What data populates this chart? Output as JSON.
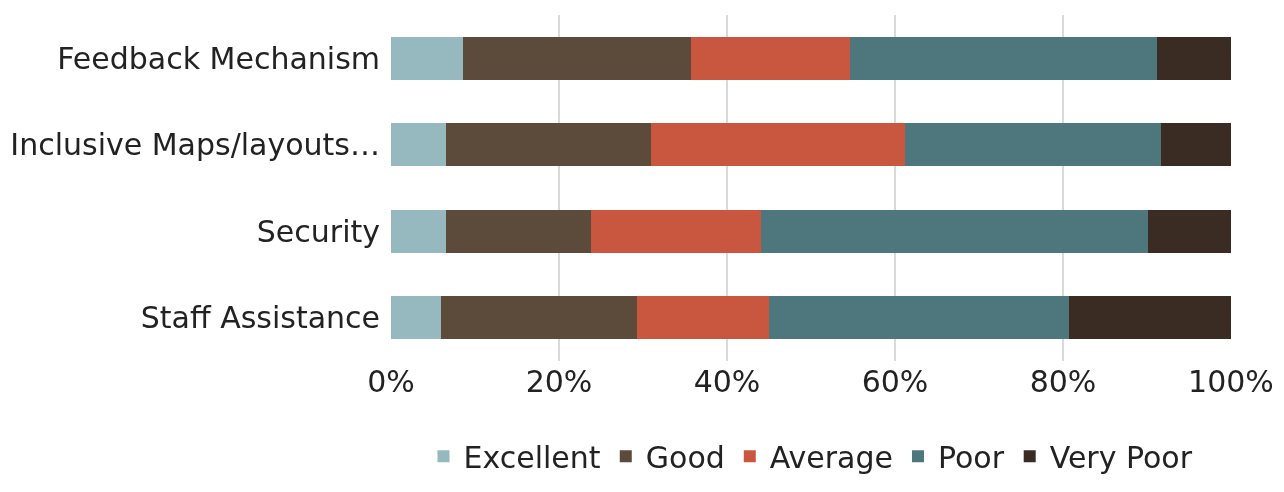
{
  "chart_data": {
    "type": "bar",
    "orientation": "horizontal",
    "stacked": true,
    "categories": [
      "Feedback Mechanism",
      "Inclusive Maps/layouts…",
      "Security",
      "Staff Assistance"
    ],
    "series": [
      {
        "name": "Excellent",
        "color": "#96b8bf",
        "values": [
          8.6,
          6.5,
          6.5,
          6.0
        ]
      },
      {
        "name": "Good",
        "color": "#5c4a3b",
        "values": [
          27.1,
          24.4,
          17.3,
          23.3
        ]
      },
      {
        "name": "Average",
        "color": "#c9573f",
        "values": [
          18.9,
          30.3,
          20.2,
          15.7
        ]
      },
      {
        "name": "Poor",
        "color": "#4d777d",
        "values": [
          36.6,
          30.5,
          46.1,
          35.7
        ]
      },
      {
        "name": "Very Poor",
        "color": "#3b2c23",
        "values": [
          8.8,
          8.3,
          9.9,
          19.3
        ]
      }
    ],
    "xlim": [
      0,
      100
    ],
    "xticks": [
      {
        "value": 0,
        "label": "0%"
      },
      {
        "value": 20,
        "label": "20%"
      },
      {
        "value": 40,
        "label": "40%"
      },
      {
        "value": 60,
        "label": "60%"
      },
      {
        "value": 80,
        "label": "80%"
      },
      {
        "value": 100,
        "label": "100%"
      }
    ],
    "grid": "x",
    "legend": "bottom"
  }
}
════════
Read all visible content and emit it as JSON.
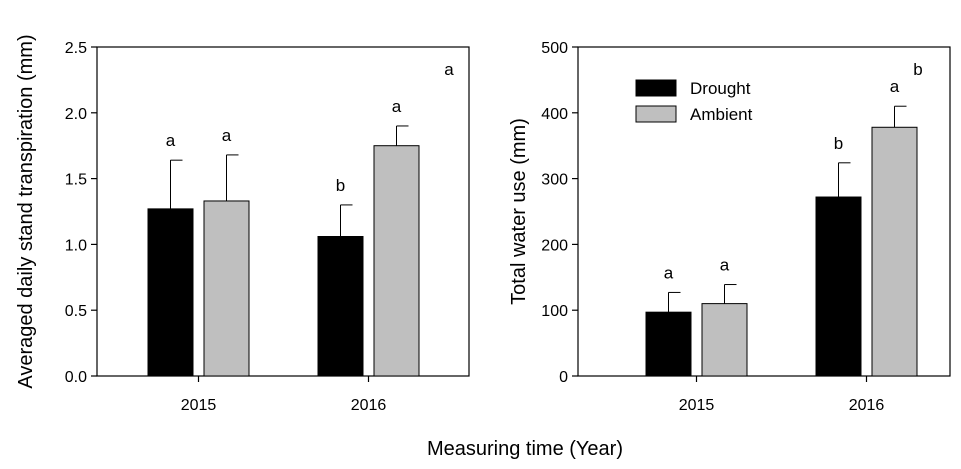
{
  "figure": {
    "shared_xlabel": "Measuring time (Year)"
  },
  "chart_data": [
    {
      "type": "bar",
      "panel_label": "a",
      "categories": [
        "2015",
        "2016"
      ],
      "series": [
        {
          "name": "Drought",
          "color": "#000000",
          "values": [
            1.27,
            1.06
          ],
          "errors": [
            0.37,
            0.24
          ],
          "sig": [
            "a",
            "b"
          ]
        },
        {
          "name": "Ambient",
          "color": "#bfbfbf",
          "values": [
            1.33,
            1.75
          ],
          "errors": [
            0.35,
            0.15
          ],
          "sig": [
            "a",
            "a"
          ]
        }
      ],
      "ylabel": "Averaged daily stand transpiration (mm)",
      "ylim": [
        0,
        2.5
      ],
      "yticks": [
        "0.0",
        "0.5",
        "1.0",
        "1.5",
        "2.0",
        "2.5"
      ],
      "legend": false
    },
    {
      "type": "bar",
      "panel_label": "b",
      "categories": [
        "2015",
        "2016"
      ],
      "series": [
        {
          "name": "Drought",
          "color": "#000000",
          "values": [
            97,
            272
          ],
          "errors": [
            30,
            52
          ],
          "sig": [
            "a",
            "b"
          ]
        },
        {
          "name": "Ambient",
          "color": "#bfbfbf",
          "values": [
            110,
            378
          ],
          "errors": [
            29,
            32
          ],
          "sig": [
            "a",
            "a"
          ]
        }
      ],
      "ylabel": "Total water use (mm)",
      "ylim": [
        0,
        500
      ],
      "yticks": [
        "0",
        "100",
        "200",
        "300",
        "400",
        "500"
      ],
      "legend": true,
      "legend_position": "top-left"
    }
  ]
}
════════
TASK REQUIREMENTS: Among the entries above, identify all lines with "ylabel" and copy them.

REPLY TO THE EXERCISE:
      "ylabel": "Averaged daily stand transpiration (mm)",
      "ylabel": "Total water use (mm)",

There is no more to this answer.